TASK DIRECTIONS: Find the word "中华人民共和国的成立" in the listing; pull out each line holding it.

────────────────

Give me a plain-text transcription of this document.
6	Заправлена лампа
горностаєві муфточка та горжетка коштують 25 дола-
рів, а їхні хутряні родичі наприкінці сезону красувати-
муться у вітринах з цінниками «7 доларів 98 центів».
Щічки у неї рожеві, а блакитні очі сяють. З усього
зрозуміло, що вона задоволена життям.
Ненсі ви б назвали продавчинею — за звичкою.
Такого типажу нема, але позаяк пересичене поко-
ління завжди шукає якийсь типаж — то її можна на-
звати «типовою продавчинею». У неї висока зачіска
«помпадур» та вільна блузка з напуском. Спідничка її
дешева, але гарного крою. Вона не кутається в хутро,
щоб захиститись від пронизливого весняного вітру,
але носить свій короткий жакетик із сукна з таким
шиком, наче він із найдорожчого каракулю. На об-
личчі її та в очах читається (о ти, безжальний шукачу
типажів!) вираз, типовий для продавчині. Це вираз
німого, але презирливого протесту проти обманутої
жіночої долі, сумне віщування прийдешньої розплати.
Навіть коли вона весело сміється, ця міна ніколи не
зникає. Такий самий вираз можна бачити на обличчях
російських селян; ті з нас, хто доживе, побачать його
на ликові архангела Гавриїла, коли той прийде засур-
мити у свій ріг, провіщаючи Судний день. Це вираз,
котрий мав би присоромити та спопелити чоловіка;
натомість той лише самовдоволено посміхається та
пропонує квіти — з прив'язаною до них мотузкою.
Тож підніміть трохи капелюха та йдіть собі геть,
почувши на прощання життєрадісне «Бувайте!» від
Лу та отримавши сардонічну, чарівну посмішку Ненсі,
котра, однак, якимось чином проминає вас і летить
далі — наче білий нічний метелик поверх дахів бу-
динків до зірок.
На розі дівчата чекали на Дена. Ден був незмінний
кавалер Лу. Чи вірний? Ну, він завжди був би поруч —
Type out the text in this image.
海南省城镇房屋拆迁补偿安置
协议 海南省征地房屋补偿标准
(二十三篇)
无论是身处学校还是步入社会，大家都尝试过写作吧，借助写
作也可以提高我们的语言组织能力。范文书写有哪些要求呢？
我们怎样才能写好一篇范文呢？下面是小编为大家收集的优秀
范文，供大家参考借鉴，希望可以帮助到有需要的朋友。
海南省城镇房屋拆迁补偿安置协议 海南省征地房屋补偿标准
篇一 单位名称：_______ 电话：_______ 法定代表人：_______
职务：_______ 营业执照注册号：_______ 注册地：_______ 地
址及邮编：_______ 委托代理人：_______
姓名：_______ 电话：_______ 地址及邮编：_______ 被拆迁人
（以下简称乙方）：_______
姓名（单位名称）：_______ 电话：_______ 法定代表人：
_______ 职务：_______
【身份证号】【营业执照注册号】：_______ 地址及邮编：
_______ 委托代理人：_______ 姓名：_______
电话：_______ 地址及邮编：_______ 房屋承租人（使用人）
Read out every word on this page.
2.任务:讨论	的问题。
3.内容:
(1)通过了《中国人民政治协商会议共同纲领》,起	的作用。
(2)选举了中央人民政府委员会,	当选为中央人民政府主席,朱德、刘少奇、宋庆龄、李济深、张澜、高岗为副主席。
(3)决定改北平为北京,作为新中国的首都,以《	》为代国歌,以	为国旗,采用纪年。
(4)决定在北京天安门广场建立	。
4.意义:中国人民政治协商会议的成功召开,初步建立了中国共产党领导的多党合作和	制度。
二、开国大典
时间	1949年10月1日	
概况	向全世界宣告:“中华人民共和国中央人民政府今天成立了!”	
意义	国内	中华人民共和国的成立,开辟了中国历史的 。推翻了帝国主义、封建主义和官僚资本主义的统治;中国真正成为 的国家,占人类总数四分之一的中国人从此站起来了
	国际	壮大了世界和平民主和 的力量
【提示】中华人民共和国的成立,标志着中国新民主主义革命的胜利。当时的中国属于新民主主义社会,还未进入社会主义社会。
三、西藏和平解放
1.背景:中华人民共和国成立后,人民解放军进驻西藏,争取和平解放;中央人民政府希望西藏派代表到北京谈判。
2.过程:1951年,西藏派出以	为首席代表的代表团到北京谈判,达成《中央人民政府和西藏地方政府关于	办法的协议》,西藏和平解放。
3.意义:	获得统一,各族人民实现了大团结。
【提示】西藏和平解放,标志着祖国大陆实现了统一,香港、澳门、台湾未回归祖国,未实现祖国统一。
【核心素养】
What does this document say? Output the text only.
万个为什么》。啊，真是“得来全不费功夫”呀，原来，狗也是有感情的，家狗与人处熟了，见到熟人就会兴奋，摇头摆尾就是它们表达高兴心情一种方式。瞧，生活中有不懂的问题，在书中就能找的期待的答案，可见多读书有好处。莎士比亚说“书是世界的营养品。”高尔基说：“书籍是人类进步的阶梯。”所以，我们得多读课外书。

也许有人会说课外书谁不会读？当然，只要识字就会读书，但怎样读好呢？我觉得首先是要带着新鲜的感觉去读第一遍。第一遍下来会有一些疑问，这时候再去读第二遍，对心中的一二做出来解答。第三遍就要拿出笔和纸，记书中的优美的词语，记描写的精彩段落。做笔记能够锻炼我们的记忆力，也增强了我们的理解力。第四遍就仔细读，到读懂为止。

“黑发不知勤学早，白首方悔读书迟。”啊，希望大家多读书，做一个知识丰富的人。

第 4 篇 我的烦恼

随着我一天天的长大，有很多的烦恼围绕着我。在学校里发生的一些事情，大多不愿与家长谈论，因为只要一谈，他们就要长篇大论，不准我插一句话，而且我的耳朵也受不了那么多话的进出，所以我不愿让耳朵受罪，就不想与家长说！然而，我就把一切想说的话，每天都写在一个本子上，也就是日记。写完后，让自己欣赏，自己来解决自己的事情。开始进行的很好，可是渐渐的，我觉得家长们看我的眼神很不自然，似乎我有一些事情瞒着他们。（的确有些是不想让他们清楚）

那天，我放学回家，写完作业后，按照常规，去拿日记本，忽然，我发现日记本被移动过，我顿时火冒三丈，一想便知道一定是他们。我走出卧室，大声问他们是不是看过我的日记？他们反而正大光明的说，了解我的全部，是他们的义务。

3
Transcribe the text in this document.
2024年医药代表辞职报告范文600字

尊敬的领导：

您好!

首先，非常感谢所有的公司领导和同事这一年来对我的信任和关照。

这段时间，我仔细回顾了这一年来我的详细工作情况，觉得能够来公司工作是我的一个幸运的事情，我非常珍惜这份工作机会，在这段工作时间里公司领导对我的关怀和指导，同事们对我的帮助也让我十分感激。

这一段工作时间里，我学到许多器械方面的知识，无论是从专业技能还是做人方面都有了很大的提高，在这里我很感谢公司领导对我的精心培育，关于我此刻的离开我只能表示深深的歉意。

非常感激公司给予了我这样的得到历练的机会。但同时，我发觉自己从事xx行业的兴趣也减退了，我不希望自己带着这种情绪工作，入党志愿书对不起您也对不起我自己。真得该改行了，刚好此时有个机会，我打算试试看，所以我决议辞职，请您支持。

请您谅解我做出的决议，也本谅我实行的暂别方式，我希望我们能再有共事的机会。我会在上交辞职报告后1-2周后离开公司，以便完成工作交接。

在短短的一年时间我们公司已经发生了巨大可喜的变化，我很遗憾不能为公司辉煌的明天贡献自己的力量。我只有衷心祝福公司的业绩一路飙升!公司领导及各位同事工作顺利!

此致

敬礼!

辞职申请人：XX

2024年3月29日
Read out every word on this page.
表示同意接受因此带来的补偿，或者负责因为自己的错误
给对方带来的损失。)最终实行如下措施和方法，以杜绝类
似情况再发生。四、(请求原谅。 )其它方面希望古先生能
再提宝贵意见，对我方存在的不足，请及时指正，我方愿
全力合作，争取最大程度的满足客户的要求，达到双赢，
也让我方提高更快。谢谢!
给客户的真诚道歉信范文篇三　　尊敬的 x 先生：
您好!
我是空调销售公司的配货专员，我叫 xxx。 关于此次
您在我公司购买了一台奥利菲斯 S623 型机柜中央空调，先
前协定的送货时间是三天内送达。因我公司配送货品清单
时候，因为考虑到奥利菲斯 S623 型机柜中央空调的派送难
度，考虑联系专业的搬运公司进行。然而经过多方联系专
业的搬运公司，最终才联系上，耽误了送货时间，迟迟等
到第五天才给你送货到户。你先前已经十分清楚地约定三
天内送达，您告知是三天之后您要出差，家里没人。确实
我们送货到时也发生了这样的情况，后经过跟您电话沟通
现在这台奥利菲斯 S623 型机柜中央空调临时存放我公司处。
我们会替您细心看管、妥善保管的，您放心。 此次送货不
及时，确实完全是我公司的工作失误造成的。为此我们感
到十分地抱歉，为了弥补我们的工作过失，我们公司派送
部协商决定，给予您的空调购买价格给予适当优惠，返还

────────────────

CORRECT RESULT:
意义	国内	中华人民共和国的成立,开辟了中国历史的 。推翻了帝国主义、封建主义和官僚资本主义的统治;中国真正成为 的国家,占人类总数四分之一的中国人从此站起来了
【提示】中华人民共和国的成立,标志着中国新民主主义革命的胜利。当时的中国属于新民主主义社会,还未进入社会主义社会。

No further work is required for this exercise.